Task requirements.
Leave out every picture, then transcribe the rest of the listing exactly.

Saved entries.
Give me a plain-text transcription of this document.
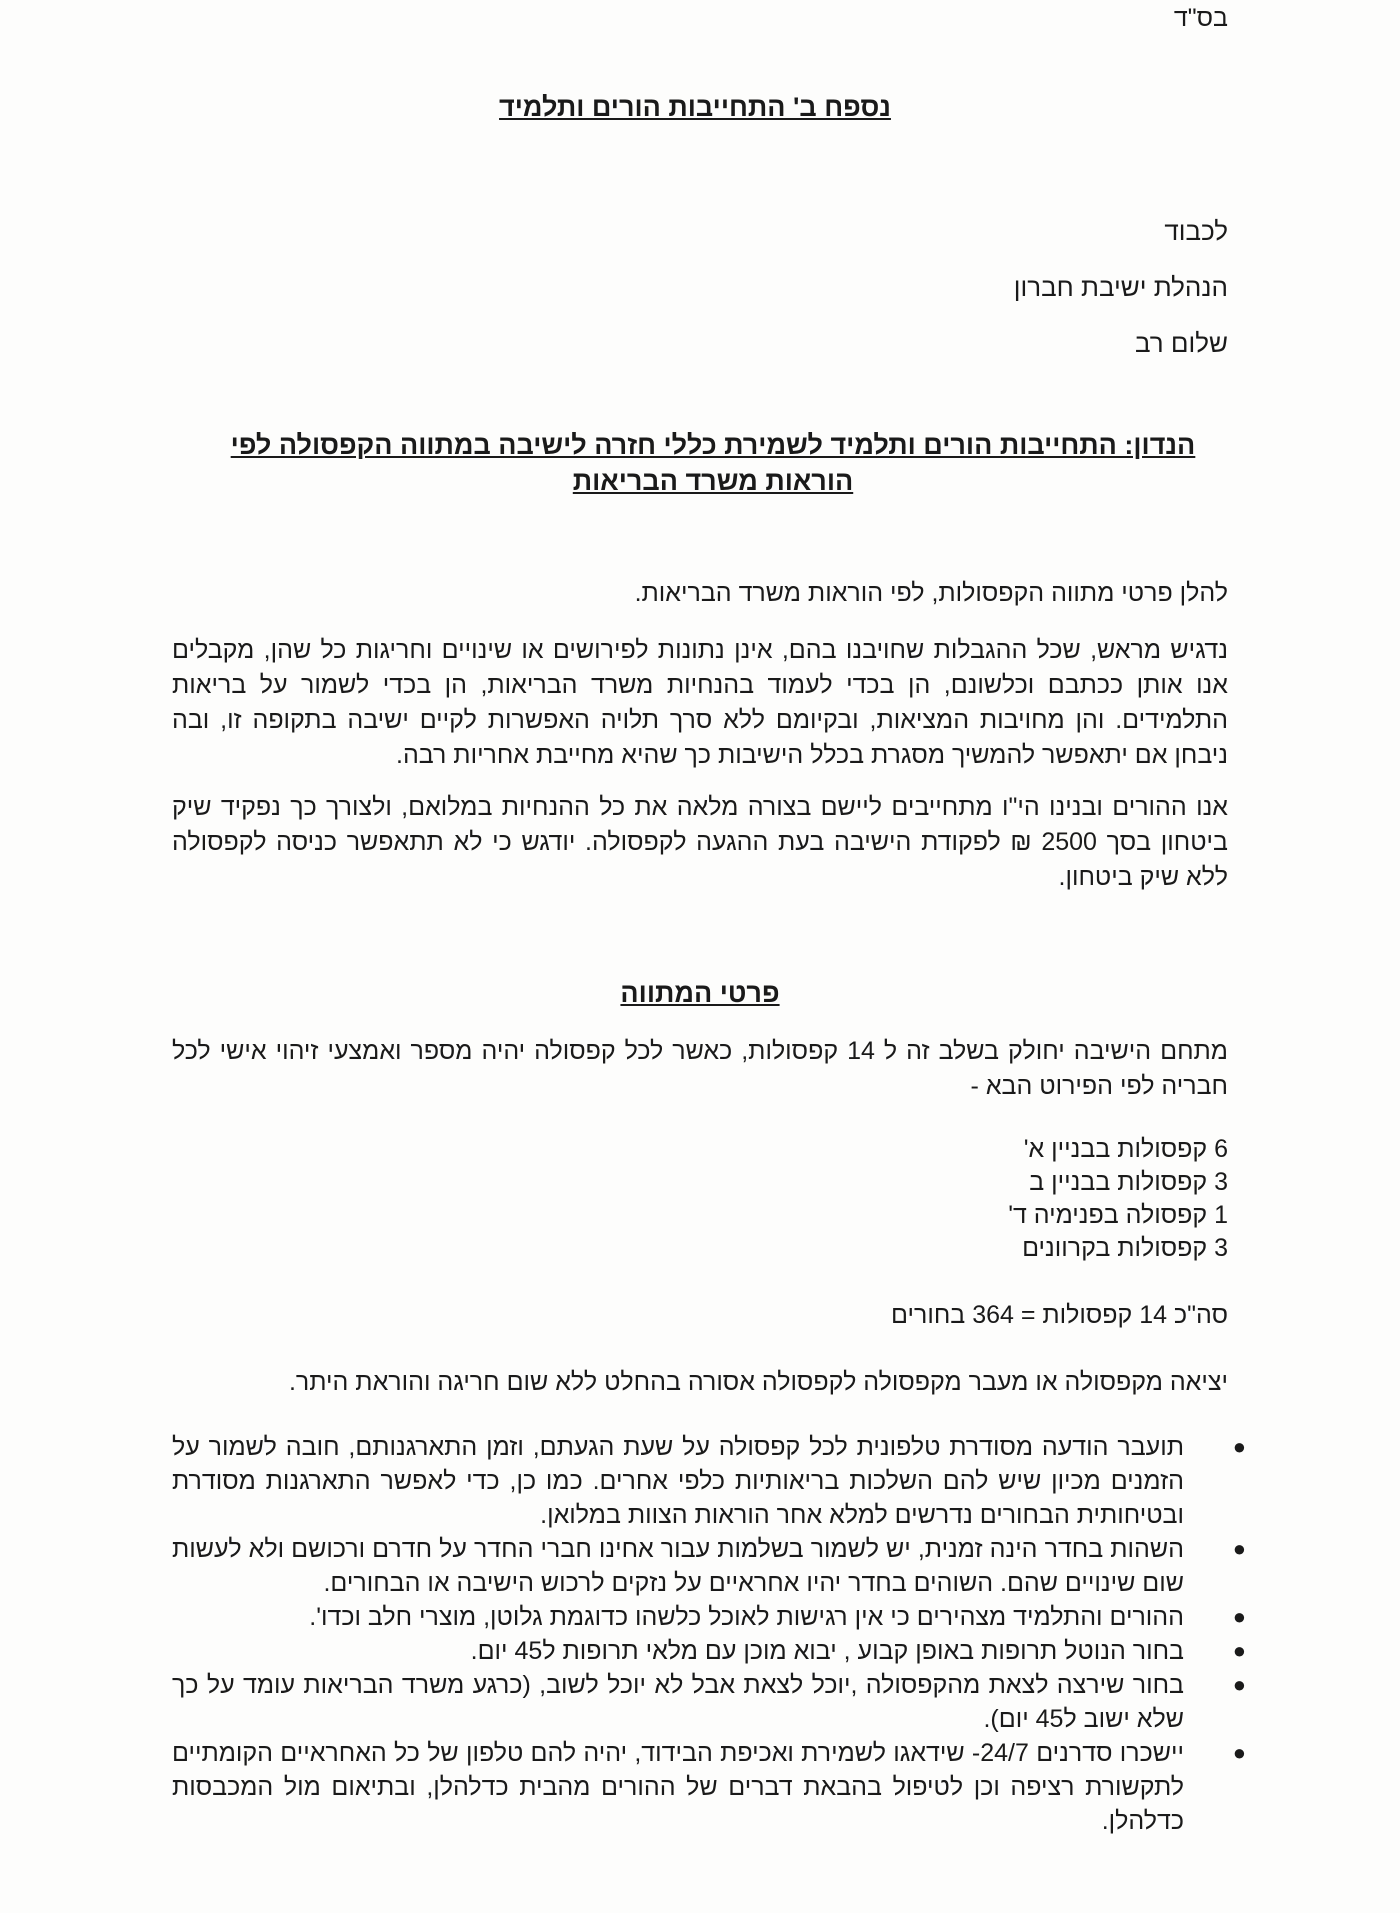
בס"ד
נספח ב' התחייבות הורים ותלמיד
לכבוד
הנהלת ישיבת חברון
שלום רב
הנדון: התחייבות הורים ותלמיד לשמירת כללי חזרה לישיבה במתווה הקפסולה לפי הוראות משרד הבריאות
להלן פרטי מתווה הקפסולות, לפי הוראות משרד הבריאות.
נדגיש מראש, שכל ההגבלות שחויבנו בהם, אינן נתונות לפירושים או שינויים וחריגות כל שהן, מקבלים אנו אותן ככתבם וכלשונם, הן בכדי לעמוד בהנחיות משרד הבריאות, הן בכדי לשמור על בריאות התלמידים. והן מחויבות המציאות, ובקיומם ללא סרך תלויה האפשרות לקיים ישיבה בתקופה זו, ובה ניבחן אם יתאפשר להמשיך מסגרת בכלל הישיבות כך שהיא מחייבת אחריות רבה.
אנו ההורים ובנינו הי"ו מתחייבים ליישם בצורה מלאה את כל ההנחיות במלואם, ולצורך כך נפקיד שיק ביטחון בסך 2500 ₪ לפקודת הישיבה בעת ההגעה לקפסולה. יודגש כי לא תתאפשר כניסה לקפסולה ללא שיק ביטחון.
פרטי המתווה
מתחם הישיבה יחולק בשלב זה ל 14 קפסולות, כאשר לכל קפסולה יהיה מספר ואמצעי זיהוי אישי לכל חבריה לפי הפירוט הבא -
6 קפסולות בבניין א'
3 קפסולות בבניין ב
1 קפסולה בפנימיה ד'
3 קפסולות בקרוונים
סה"כ 14 קפסולות = 364 בחורים
יציאה מקפסולה או מעבר מקפסולה לקפסולה אסורה בהחלט ללא שום חריגה והוראת היתר.
●
תועבר הודעה מסודרת טלפונית לכל קפסולה על שעת הגעתם, וזמן התארגנותם, חובה לשמור על הזמנים מכיון שיש להם השלכות בריאותיות כלפי אחרים. כמו כן, כדי לאפשר התארגנות מסודרת ובטיחותית הבחורים נדרשים למלא אחר הוראות הצוות במלואן.
●
השהות בחדר הינה זמנית, יש לשמור בשלמות עבור אחינו חברי החדר על חדרם ורכושם ולא לעשות שום שינויים שהם. השוהים בחדר יהיו אחראיים על נזקים לרכוש הישיבה או הבחורים.
●
ההורים והתלמיד מצהירים כי אין רגישות לאוכל כלשהו כדוגמת גלוטן, מוצרי חלב וכדו'.
●
בחור הנוטל תרופות באופן קבוע , יבוא מוכן עם מלאי תרופות ל45 יום.
●
בחור שירצה לצאת מהקפסולה ,יוכל לצאת אבל לא יוכל לשוב, (כרגע משרד הבריאות עומד על כך שלא ישוב ל45 יום).
●
יישכרו סדרנים 24/7- שידאגו לשמירת ואכיפת הבידוד, יהיה להם טלפון של כל האחראיים הקומתיים לתקשורת רציפה וכן לטיפול בהבאת דברים של ההורים מהבית כדלהלן, ובתיאום מול המכבסות כדלהלן.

Response to the exercise.
Give me a plain-text transcription of this document.
בס"ד
נספח ב' התחייבות הורים ותלמיד
לכבוד
הנהלת ישיבת חברון
שלום רב
הנדון: התחייבות הורים ותלמיד לשמירת כללי חזרה לישיבה במתווה הקפסולה לפי הוראות משרד הבריאות
להלן פרטי מתווה הקפסולות, לפי הוראות משרד הבריאות.
נדגיש מראש, שכל ההגבלות שחויבנו בהם, אינן נתונות לפירושים או שינויים וחריגות כל שהן, מקבלים אנו אותן ככתבם וכלשונם, הן בכדי לעמוד בהנחיות משרד הבריאות, הן בכדי לשמור על בריאות התלמידים. והן מחויבות המציאות, ובקיומם ללא סרך תלויה האפשרות לקיים ישיבה בתקופה זו, ובה ניבחן אם יתאפשר להמשיך מסגרת בכלל הישיבות כך שהיא מחייבת אחריות רבה.
אנו ההורים ובנינו הי"ו מתחייבים ליישם בצורה מלאה את כל ההנחיות במלואם, ולצורך כך נפקיד שיק ביטחון בסך 2500 ₪ לפקודת הישיבה בעת ההגעה לקפסולה. יודגש כי לא תתאפשר כניסה לקפסולה ללא שיק ביטחון.
פרטי המתווה
מתחם הישיבה יחולק בשלב זה ל 14 קפסולות, כאשר לכל קפסולה יהיה מספר ואמצעי זיהוי אישי לכל חבריה לפי הפירוט הבא -
6 קפסולות בבניין א'
3 קפסולות בבניין ב
1 קפסולה בפנימיה ד'
3 קפסולות בקרוונים
סה"כ 14 קפסולות = 364 בחורים
יציאה מקפסולה או מעבר מקפסולה לקפסולה אסורה בהחלט ללא שום חריגה והוראת היתר.
●
תועבר הודעה מסודרת טלפונית לכל קפסולה על שעת הגעתם, וזמן התארגנותם, חובה לשמור על הזמנים מכיון שיש להם השלכות בריאותיות כלפי אחרים. כמו כן, כדי לאפשר התארגנות מסודרת ובטיחותית הבחורים נדרשים למלא אחר הוראות הצוות במלואן.
●
השהות בחדר הינה זמנית, יש לשמור בשלמות עבור אחינו חברי החדר על חדרם ורכושם ולא לעשות שום שינויים שהם. השוהים בחדר יהיו אחראיים על נזקים לרכוש הישיבה או הבחורים.
●
ההורים והתלמיד מצהירים כי אין רגישות לאוכל כלשהו כדוגמת גלוטן, מוצרי חלב וכדו'.
●
בחור הנוטל תרופות באופן קבוע , יבוא מוכן עם מלאי תרופות ל45 יום.
●
בחור שירצה לצאת מהקפסולה ,יוכל לצאת אבל לא יוכל לשוב, (כרגע משרד הבריאות עומד על כך שלא ישוב ל45 יום).
●
יישכרו סדרנים 24/7- שידאגו לשמירת ואכיפת הבידוד, יהיה להם טלפון של כל האחראיים הקומתיים לתקשורת רציפה וכן לטיפול בהבאת דברים של ההורים מהבית כדלהלן, ובתיאום מול המכבסות כדלהלן.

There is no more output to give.